Leave the pictures out and transcribe every record exactly.
-------- DATA EXCERPTS --------
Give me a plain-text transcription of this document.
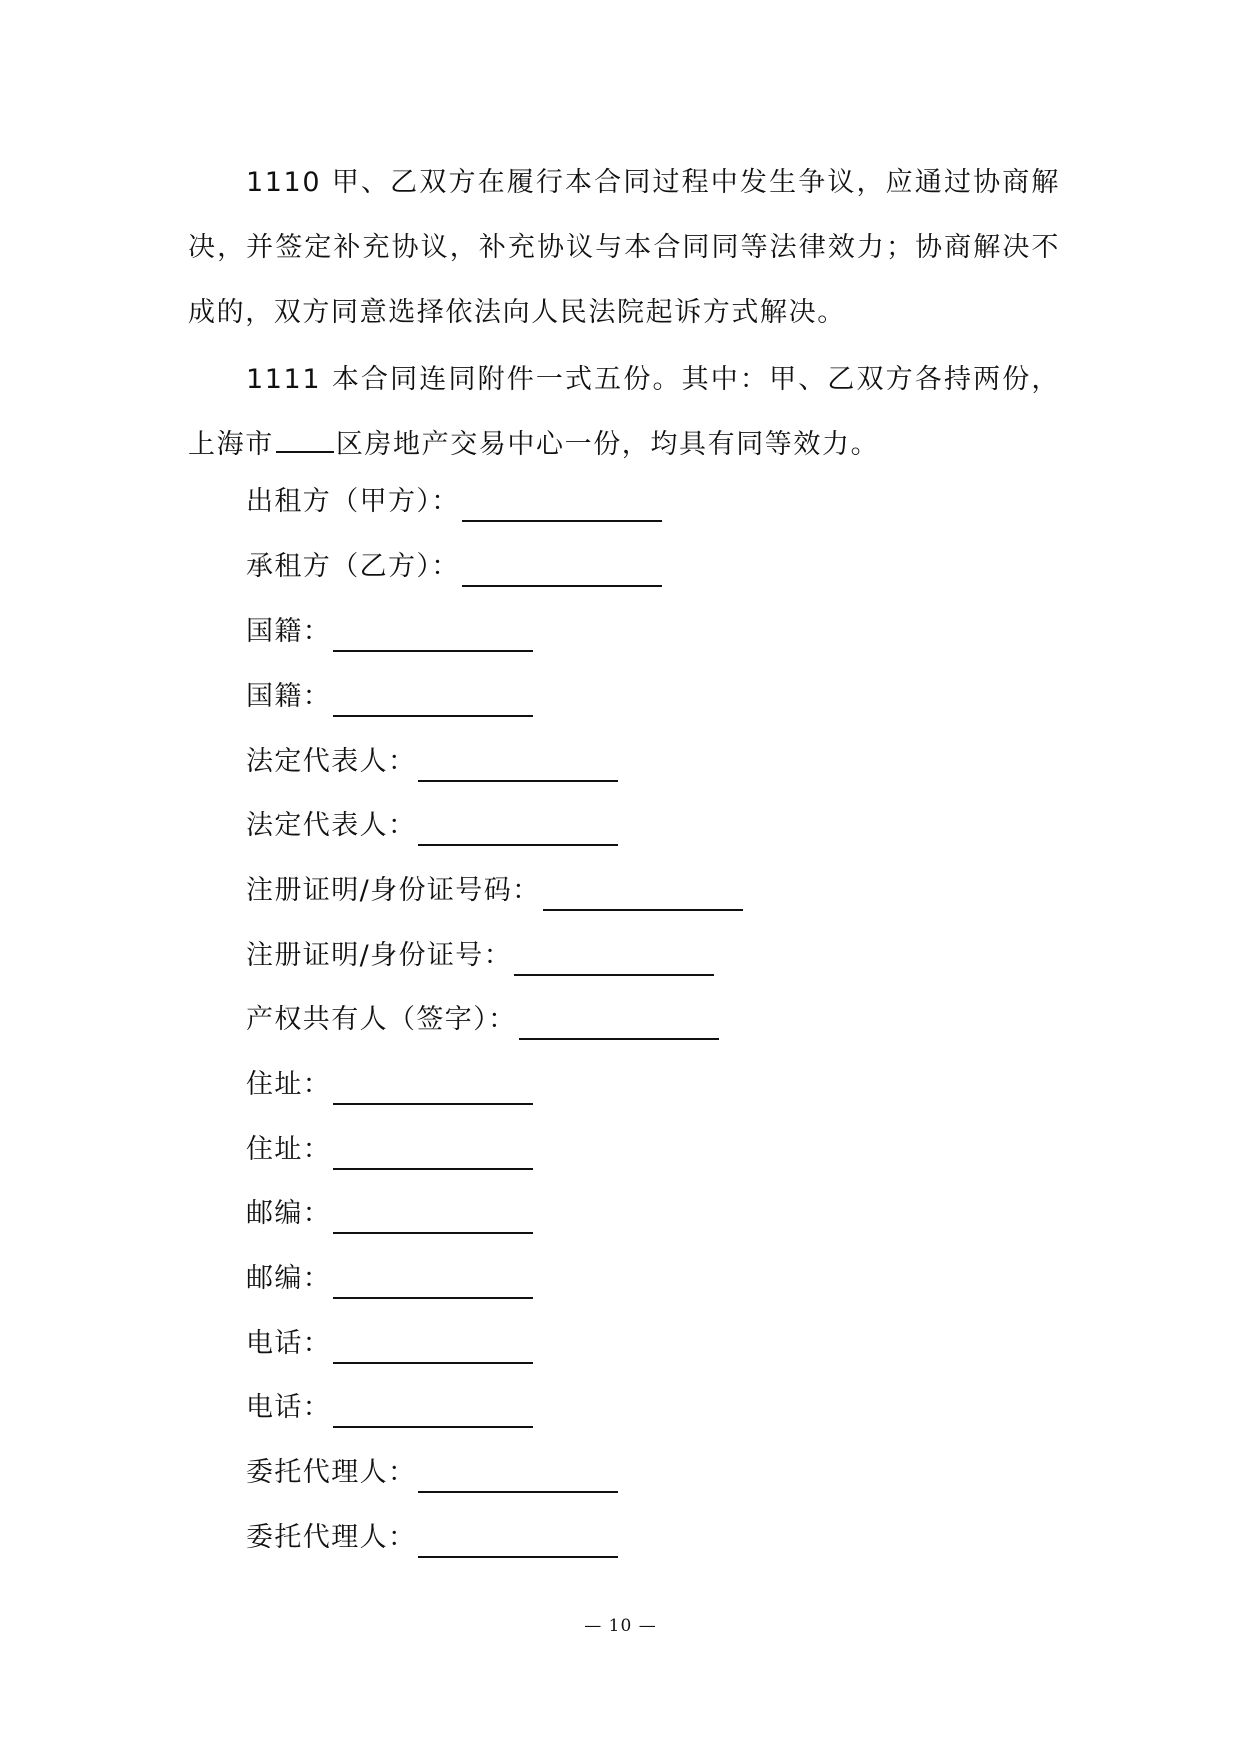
1110 甲、乙双方在履行本合同过程中发生争议，应通过协商解决，并签定补充协议，补充协议与本合同同等法律效力；协商解决不成的，双方同意选择依法向人民法院起诉方式解决。

1111 本合同连同附件一式五份。其中：甲、乙双方各持两份，上海市 区房地产交易中心一份，均具有同等效力。

出租方（甲方）：
承租方（乙方）：
国籍：
国籍：
法定代表人：
法定代表人：
注册证明/身份证号码：
注册证明/身份证号：
产权共有人（签字）：
住址：
住址：
邮编：
邮编：
电话：
电话：
委托代理人：
委托代理人：
— 10 —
--------
_TASK SOLUTION_
Give me a plain-text transcription of this document.
1110 甲、乙双方在履行本合同过程中发生争议，应通过协商解决，并签定补充协议，补充协议与本合同同等法律效力；协商解决不成的，双方同意选择依法向人民法院起诉方式解决。

1111 本合同连同附件一式五份。其中：甲、乙双方各持两份，上海市 区房地产交易中心一份，均具有同等效力。

出租方（甲方）：
承租方（乙方）：
国籍：
国籍：
法定代表人：
法定代表人：
注册证明/身份证号码：
注册证明/身份证号：
产权共有人（签字）：
住址：
住址：
邮编：
邮编：
电话：
电话：
委托代理人：
委托代理人：
— 10 —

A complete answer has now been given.